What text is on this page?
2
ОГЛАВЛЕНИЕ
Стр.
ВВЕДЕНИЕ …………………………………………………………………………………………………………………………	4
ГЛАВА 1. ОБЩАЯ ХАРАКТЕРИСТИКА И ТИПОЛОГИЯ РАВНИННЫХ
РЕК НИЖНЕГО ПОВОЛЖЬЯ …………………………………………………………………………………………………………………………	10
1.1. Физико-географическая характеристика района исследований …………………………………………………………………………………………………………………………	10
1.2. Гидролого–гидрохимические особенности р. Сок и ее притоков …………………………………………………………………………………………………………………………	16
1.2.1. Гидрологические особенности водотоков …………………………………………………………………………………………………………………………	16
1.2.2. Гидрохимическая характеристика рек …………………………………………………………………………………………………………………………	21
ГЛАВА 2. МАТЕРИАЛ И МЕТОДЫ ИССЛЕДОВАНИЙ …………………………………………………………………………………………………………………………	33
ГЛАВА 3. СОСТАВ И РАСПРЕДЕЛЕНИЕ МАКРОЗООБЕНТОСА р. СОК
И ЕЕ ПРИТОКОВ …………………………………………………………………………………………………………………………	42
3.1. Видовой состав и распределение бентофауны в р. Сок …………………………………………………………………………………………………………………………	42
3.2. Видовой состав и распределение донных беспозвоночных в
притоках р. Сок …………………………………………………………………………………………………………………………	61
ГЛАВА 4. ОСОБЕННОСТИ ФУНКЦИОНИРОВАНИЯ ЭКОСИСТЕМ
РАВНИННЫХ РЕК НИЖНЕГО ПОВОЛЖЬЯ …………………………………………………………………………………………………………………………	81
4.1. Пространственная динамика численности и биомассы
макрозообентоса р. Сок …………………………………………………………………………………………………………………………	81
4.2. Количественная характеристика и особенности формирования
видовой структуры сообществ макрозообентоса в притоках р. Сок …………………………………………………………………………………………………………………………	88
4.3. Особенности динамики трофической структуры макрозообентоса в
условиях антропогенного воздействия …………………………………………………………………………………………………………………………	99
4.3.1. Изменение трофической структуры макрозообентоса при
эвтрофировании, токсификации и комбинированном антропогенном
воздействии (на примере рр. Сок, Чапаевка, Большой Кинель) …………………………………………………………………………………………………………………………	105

SET EXERCISE
Count the lines that include the word "ПОВОЛЖЬЯ" and state the result as a bare number.

SOLVED PROBLEM
2